[What you have to do]: Identify every line in the records below that contains the word "when", and reproduce each one.

[Available data]:
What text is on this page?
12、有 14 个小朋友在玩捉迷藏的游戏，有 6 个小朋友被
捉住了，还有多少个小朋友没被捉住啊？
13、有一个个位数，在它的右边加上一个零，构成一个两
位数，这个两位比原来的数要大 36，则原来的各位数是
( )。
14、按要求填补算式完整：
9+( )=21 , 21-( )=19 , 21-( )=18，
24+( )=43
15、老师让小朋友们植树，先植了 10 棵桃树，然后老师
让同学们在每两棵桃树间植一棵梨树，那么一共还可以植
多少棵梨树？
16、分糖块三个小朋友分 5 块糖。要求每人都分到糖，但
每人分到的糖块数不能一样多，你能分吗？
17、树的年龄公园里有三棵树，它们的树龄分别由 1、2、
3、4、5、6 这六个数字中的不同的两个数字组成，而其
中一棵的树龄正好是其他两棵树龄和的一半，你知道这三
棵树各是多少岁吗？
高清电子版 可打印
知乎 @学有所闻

* * *

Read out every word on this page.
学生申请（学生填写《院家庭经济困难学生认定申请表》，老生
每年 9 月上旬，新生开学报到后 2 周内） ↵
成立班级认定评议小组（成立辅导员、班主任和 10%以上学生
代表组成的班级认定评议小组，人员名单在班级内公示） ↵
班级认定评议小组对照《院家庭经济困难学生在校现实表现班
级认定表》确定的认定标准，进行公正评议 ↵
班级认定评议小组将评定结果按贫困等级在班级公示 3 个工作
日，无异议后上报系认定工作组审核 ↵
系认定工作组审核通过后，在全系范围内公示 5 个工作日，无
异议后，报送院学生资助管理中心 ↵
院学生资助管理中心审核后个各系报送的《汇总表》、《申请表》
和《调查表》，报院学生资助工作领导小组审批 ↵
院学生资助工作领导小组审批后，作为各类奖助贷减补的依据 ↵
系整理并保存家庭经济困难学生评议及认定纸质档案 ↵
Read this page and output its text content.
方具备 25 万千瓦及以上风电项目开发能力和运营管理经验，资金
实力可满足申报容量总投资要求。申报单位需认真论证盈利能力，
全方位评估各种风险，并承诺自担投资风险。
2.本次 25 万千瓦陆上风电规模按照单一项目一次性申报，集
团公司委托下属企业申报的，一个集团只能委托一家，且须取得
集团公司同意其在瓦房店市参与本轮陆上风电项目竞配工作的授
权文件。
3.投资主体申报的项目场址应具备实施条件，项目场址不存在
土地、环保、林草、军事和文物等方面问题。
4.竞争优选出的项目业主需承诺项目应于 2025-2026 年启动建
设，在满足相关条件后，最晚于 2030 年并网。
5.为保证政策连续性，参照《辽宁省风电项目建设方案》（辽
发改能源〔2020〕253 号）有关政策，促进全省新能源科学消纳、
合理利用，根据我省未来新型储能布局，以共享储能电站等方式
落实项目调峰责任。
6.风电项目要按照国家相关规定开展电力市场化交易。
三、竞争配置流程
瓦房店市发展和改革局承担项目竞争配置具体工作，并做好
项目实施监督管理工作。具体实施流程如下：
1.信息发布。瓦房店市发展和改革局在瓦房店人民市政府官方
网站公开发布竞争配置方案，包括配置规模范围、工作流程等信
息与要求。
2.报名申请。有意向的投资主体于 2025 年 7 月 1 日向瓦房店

...

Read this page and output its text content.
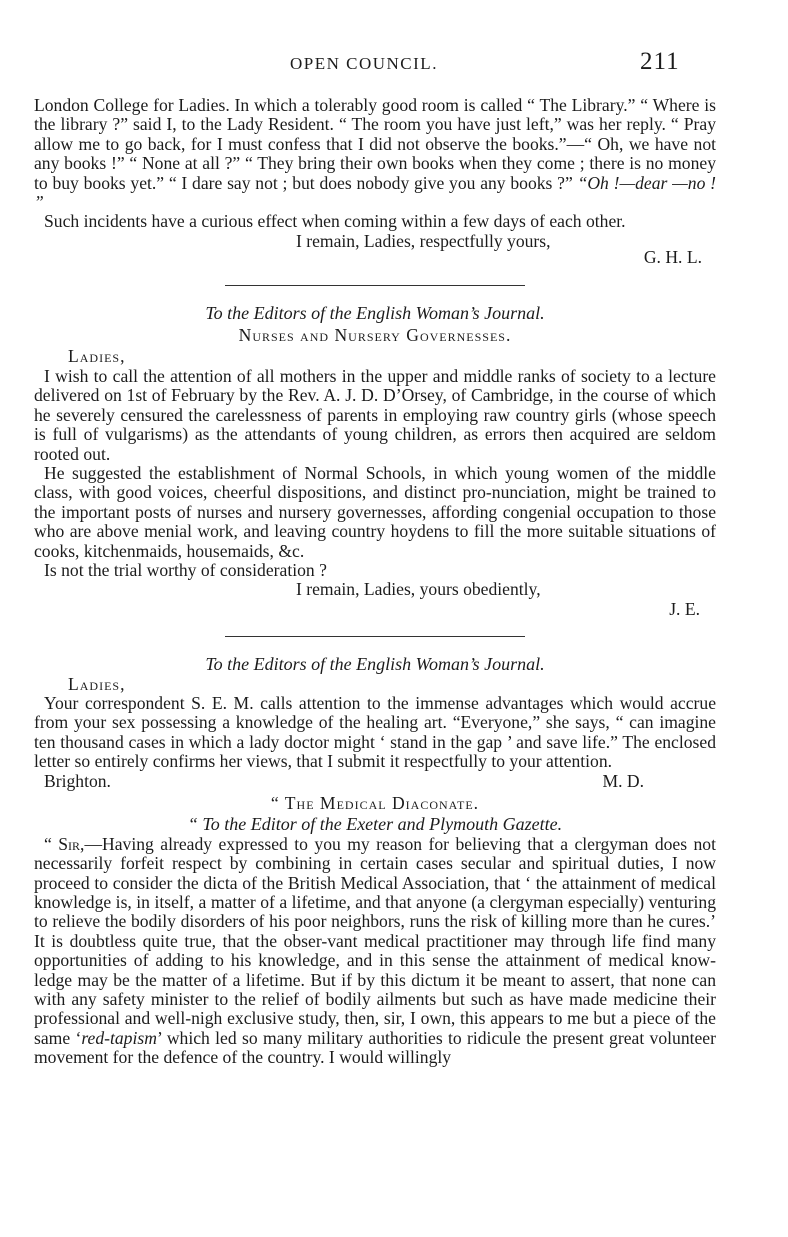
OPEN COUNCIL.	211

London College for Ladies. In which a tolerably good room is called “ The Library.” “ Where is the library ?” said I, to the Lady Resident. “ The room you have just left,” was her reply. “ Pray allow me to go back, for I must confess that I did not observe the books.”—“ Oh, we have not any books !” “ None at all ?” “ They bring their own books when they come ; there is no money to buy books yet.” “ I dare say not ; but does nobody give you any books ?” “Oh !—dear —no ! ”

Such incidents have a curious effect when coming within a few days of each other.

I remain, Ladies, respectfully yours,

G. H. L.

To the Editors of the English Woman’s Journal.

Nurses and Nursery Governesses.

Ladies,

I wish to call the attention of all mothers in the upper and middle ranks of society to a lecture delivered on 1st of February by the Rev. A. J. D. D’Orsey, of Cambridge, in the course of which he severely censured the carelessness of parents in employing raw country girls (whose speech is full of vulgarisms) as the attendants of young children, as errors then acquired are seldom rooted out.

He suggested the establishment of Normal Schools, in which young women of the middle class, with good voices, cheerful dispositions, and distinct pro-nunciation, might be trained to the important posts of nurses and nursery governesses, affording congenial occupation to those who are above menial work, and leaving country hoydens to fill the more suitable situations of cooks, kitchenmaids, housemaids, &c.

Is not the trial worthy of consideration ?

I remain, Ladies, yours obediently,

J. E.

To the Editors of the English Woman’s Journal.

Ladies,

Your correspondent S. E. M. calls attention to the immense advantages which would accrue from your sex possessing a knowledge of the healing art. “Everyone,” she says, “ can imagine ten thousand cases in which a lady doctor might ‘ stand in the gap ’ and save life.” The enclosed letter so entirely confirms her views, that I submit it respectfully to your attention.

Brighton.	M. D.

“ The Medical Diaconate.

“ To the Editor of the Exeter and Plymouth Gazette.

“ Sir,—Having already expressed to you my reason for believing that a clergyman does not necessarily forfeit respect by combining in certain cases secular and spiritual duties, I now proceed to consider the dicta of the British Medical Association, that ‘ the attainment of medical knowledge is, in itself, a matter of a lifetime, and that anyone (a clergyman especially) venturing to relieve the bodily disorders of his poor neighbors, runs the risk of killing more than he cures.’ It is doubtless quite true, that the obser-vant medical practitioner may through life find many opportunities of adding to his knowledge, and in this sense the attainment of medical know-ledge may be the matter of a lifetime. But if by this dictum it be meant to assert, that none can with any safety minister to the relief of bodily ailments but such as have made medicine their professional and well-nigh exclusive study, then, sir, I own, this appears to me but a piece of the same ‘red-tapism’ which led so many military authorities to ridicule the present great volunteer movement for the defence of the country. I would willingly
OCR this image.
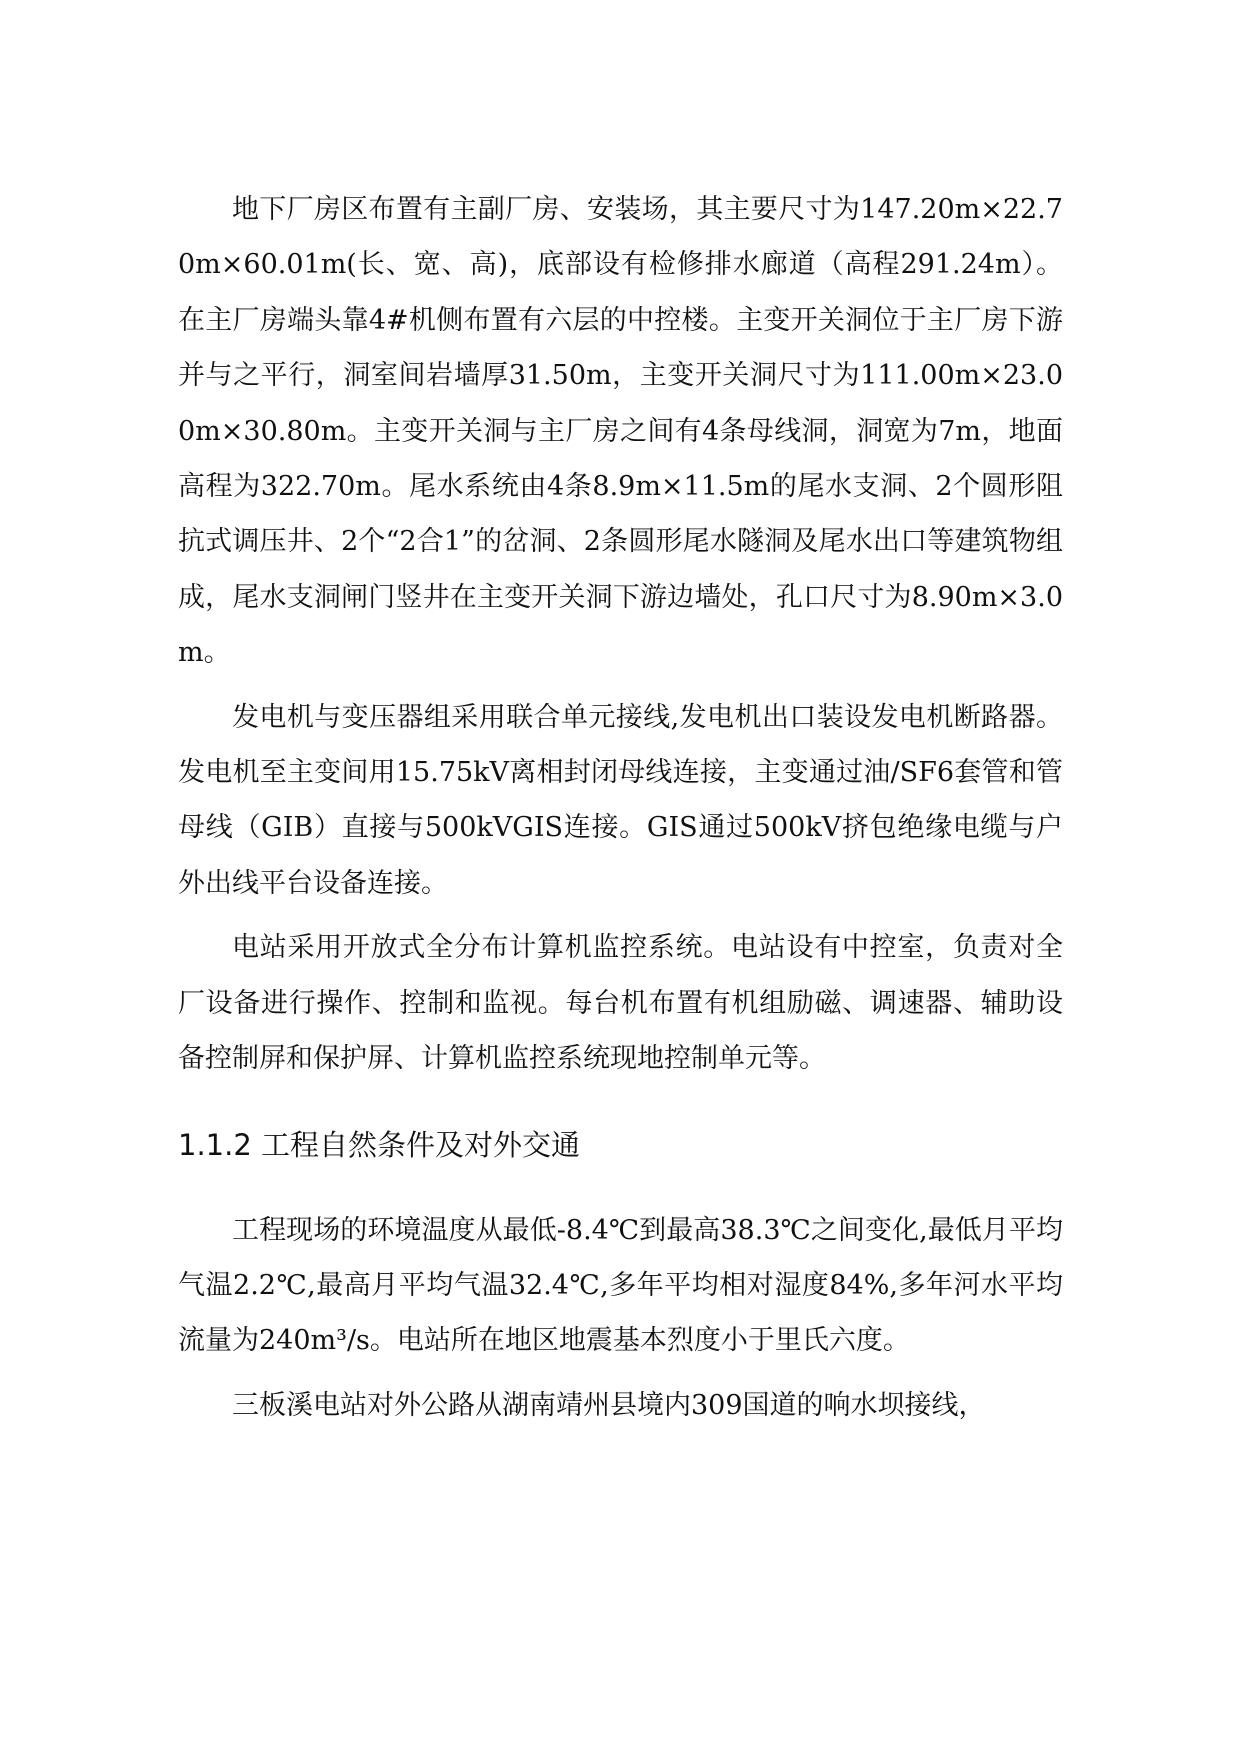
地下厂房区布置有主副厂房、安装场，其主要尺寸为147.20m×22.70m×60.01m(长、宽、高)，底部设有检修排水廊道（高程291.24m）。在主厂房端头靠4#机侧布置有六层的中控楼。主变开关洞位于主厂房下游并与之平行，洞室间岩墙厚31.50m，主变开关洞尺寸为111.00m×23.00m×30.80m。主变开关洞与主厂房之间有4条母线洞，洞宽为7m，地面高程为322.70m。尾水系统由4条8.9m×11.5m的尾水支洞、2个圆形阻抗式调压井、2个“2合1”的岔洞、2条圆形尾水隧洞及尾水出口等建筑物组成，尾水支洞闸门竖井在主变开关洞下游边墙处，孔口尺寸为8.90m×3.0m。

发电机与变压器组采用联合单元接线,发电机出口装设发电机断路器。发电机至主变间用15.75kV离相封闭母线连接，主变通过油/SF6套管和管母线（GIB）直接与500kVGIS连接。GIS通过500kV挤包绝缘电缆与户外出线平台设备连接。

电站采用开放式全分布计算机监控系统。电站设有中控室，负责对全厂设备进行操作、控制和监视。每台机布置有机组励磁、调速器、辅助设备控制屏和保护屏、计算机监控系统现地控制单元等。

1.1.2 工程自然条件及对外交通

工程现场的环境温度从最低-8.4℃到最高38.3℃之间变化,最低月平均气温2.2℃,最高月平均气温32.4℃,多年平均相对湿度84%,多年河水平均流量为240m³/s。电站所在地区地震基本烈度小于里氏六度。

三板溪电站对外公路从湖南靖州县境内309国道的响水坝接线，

[Task result]:
London College for Ladies. In which a tolerably good room is called “ The Library.” “ Where is the library ?” said I, to the Lady Resident. “ The room you have just left,” was her reply. “ Pray allow me to go back, for I must confess that I did not observe the books.”—“ Oh, we have not any books !” “ None at all ?” “ They bring their own books when they come ; there is no money to buy books yet.” “ I dare say not ; but does nobody give you any books ?” “Oh !—dear —no ! ”
Such incidents have a curious effect when coming within a few days of each other.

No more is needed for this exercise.